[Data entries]
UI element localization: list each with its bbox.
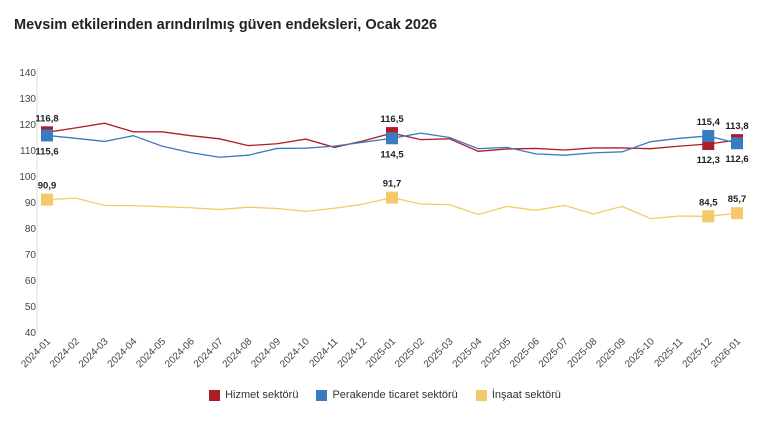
data-marker [731, 207, 743, 220]
data-label: 114,5 [380, 149, 404, 160]
x-tick-label: 2025-05 [479, 336, 513, 370]
x-tick-label: 2024-09 [249, 336, 283, 370]
data-marker [386, 191, 398, 204]
legend-swatch [316, 389, 328, 401]
data-label: 90,9 [38, 181, 57, 192]
legend-swatch [475, 389, 487, 401]
data-marker [41, 193, 53, 206]
y-tick-label: 40 [25, 328, 37, 339]
x-tick-label: 2025-04 [451, 336, 485, 370]
data-label: 116,5 [380, 114, 404, 125]
x-tick-label: 2024-04 [106, 336, 140, 370]
x-tick-label: 2025-01 [364, 336, 398, 370]
legend: Hizmet sektörü Perakende ticaret sektörü İ… [0, 389, 770, 401]
data-marker [702, 210, 715, 223]
x-tick-label: 2025-08 [566, 336, 600, 370]
x-tick-label: 2024-10 [278, 336, 312, 370]
data-marker [41, 129, 53, 142]
x-tick-label: 2024-02 [48, 336, 82, 370]
chart-title: Mevsim etkilerinden arındırılmış güven e… [14, 17, 438, 33]
x-tick-label: 2025-10 [623, 336, 657, 370]
x-tick-label: 2025-07 [537, 336, 571, 370]
y-tick-label: 120 [19, 120, 36, 131]
y-tick-label: 100 [19, 172, 36, 183]
x-tick-label: 2025-02 [393, 336, 427, 370]
data-label: 85,7 [728, 194, 747, 205]
x-tick-label: 2024-03 [77, 336, 111, 370]
legend-label: İnşaat sektörü [491, 389, 561, 401]
x-tick-label: 2025-09 [594, 336, 628, 370]
data-label: 116,8 [35, 113, 58, 124]
data-label: 113,8 [725, 121, 748, 132]
y-tick-label: 140 [19, 68, 36, 79]
legend-item[interactable]: İnşaat sektörü [475, 389, 561, 401]
data-label: 115,6 [35, 146, 58, 157]
y-tick-label: 90 [25, 198, 37, 209]
data-label: 115,4 [697, 117, 721, 128]
x-tick-label: 2025-11 [652, 336, 686, 370]
data-label: 112,6 [725, 154, 748, 165]
legend-item[interactable]: Hizmet sektörü [209, 389, 298, 401]
y-tick-label: 70 [25, 250, 37, 261]
x-tick-label: 2025-06 [508, 336, 542, 370]
x-tick-label: 2024-01 [19, 336, 53, 370]
x-tick-label: 2025-12 [681, 336, 715, 370]
y-tick-label: 80 [25, 224, 37, 235]
y-tick-label: 110 [20, 146, 36, 157]
x-tick-label: 2024-05 [134, 336, 168, 370]
x-tick-label: 2026-01 [709, 336, 743, 370]
x-tick-label: 2025-03 [422, 336, 456, 370]
legend-label: Perakende ticaret sektörü [332, 389, 458, 401]
data-marker [386, 132, 398, 145]
legend-item[interactable]: Perakende ticaret sektörü [316, 389, 458, 401]
legend-swatch [209, 389, 221, 401]
data-label: 84,5 [699, 197, 718, 208]
legend-label: Hizmet sektörü [225, 389, 299, 401]
y-tick-label: 130 [19, 94, 36, 105]
x-tick-label: 2024-08 [221, 336, 255, 370]
y-tick-label: 50 [25, 302, 37, 313]
x-tick-label: 2024-06 [163, 336, 197, 370]
data-label: 112,3 [697, 155, 720, 166]
data-label: 91,7 [383, 179, 402, 190]
y-tick-label: 60 [25, 276, 37, 287]
data-marker [731, 137, 743, 150]
x-tick-label: 2024-12 [336, 336, 370, 370]
x-tick-label: 2024-11 [307, 336, 341, 370]
x-tick-label: 2024-07 [192, 336, 226, 370]
data-marker [702, 129, 715, 142]
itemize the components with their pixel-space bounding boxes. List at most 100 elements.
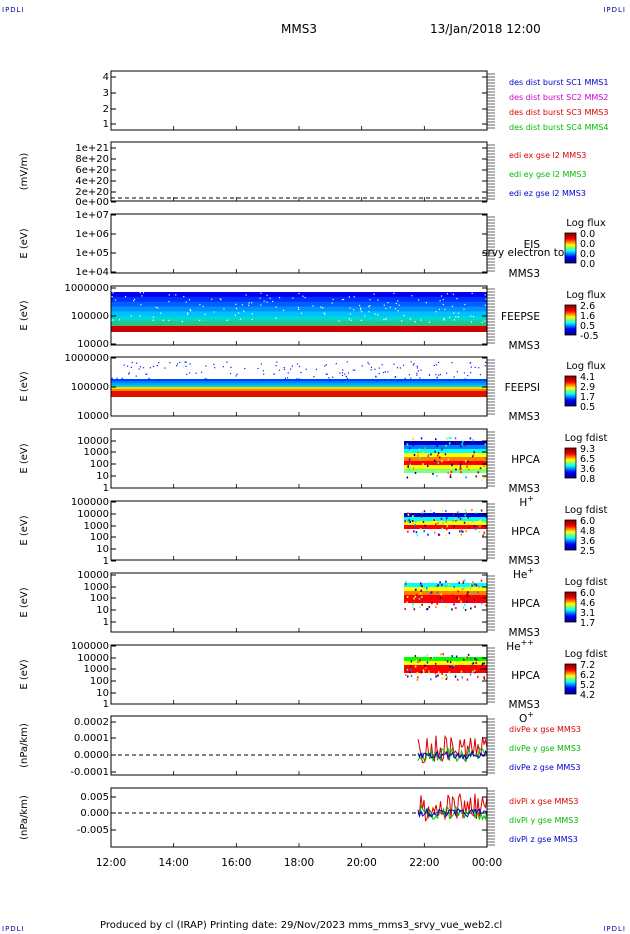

EXERCISE: Repeat the lines of the data above verbatim, starting at the line that contains "data-marker [731, 207, 743, 220]" and stopping after the line that contains "data-marker [386, 132, 398, 145]".

THE OUTPUT:
data-marker [731, 207, 743, 220]
data-label: 114,5 [380, 149, 404, 160]
x-tick-label: 2025-05 [479, 336, 513, 370]
x-tick-label: 2024-09 [249, 336, 283, 370]
data-marker [386, 191, 398, 204]
legend-swatch [316, 389, 328, 401]
data-label: 90,9 [38, 181, 57, 192]
legend-swatch [475, 389, 487, 401]
data-marker [41, 193, 53, 206]
y-tick-label: 40 [25, 328, 37, 339]
x-tick-label: 2025-04 [451, 336, 485, 370]
data-label: 116,5 [380, 114, 404, 125]
x-tick-label: 2024-04 [106, 336, 140, 370]
x-tick-label: 2025-01 [364, 336, 398, 370]
legend: Hizmet sektörü Perakende ticaret sektörü İ… [0, 389, 770, 401]
data-marker [702, 210, 715, 223]
x-tick-label: 2025-08 [566, 336, 600, 370]
x-tick-label: 2024-10 [278, 336, 312, 370]
data-marker [41, 129, 53, 142]
x-tick-label: 2024-02 [48, 336, 82, 370]
chart-title: Mevsim etkilerinden arındırılmış güven e… [14, 17, 438, 33]
x-tick-label: 2025-10 [623, 336, 657, 370]
x-tick-label: 2025-07 [537, 336, 571, 370]
y-tick-label: 120 [19, 120, 36, 131]
y-tick-label: 100 [19, 172, 36, 183]
x-tick-label: 2025-02 [393, 336, 427, 370]
data-label: 85,7 [728, 194, 747, 205]
x-tick-label: 2024-03 [77, 336, 111, 370]
legend-label: İnşaat sektörü [491, 389, 561, 401]
x-tick-label: 2025-09 [594, 336, 628, 370]
data-label: 116,8 [35, 113, 58, 124]
data-label: 113,8 [725, 121, 748, 132]
y-tick-label: 140 [19, 68, 36, 79]
legend-item[interactable]: İnşaat sektörü [475, 389, 561, 401]
data-label: 115,6 [35, 146, 58, 157]
y-tick-label: 90 [25, 198, 37, 209]
data-label: 115,4 [697, 117, 721, 128]
x-tick-label: 2025-11 [652, 336, 686, 370]
data-label: 112,6 [725, 154, 748, 165]
legend-item[interactable]: Hizmet sektörü [209, 389, 298, 401]
y-tick-label: 70 [25, 250, 37, 261]
x-tick-label: 2025-06 [508, 336, 542, 370]
x-tick-label: 2024-01 [19, 336, 53, 370]
x-tick-label: 2025-12 [681, 336, 715, 370]
y-tick-label: 80 [25, 224, 37, 235]
y-tick-label: 110 [20, 146, 36, 157]
x-tick-label: 2024-05 [134, 336, 168, 370]
x-tick-label: 2026-01 [709, 336, 743, 370]
x-tick-label: 2025-03 [422, 336, 456, 370]
legend-label: Perakende ticaret sektörü [332, 389, 458, 401]
data-marker [386, 132, 398, 145]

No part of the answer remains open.